--- Start ---

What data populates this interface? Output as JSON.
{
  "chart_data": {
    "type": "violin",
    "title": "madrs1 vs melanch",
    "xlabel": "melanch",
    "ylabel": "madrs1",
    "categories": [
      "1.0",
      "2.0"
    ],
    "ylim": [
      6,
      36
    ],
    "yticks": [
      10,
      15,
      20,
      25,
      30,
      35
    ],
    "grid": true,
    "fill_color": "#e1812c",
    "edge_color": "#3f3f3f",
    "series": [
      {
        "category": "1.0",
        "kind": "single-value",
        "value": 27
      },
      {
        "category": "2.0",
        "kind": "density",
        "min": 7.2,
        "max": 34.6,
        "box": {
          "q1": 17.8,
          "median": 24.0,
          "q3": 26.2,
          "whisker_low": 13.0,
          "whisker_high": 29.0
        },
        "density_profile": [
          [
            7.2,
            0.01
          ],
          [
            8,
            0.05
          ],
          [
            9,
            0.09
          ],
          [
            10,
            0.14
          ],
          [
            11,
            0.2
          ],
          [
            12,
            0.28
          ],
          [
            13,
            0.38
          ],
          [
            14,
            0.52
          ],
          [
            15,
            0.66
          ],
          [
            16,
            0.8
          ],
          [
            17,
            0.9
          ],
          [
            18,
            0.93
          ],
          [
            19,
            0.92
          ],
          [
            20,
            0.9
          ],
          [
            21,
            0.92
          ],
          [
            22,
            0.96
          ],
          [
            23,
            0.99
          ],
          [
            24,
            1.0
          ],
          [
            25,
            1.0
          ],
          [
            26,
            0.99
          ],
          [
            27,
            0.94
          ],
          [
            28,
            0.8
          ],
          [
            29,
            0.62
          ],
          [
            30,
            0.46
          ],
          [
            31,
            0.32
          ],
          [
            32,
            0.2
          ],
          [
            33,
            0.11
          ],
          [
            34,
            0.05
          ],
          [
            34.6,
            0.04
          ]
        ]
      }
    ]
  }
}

--- End ---

* **What you will do**:
Set down the listing above in full, please, exactly as it appears.

* **Full response**:
What data populates this interface? Output as JSON.
{
  "chart_data": {
    "type": "violin",
    "title": "madrs1 vs melanch",
    "xlabel": "melanch",
    "ylabel": "madrs1",
    "categories": [
      "1.0",
      "2.0"
    ],
    "ylim": [
      6,
      36
    ],
    "yticks": [
      10,
      15,
      20,
      25,
      30,
      35
    ],
    "grid": true,
    "fill_color": "#e1812c",
    "edge_color": "#3f3f3f",
    "series": [
      {
        "category": "1.0",
        "kind": "single-value",
        "value": 27
      },
      {
        "category": "2.0",
        "kind": "density",
        "min": 7.2,
        "max": 34.6,
        "box": {
          "q1": 17.8,
          "median": 24.0,
          "q3": 26.2,
          "whisker_low": 13.0,
          "whisker_high": 29.0
        },
        "density_profile": [
          [
            7.2,
            0.01
          ],
          [
            8,
            0.05
          ],
          [
            9,
            0.09
          ],
          [
            10,
            0.14
          ],
          [
            11,
            0.2
          ],
          [
            12,
            0.28
          ],
          [
            13,
            0.38
          ],
          [
            14,
            0.52
          ],
          [
            15,
            0.66
          ],
          [
            16,
            0.8
          ],
          [
            17,
            0.9
          ],
          [
            18,
            0.93
          ],
          [
            19,
            0.92
          ],
          [
            20,
            0.9
          ],
          [
            21,
            0.92
          ],
          [
            22,
            0.96
          ],
          [
            23,
            0.99
          ],
          [
            24,
            1.0
          ],
          [
            25,
            1.0
          ],
          [
            26,
            0.99
          ],
          [
            27,
            0.94
          ],
          [
            28,
            0.8
          ],
          [
            29,
            0.62
          ],
          [
            30,
            0.46
          ],
          [
            31,
            0.32
          ],
          [
            32,
            0.2
          ],
          [
            33,
            0.11
          ],
          [
            34,
            0.05
          ],
          [
            34.6,
            0.04
          ]
        ]
      }
    ]
  }
}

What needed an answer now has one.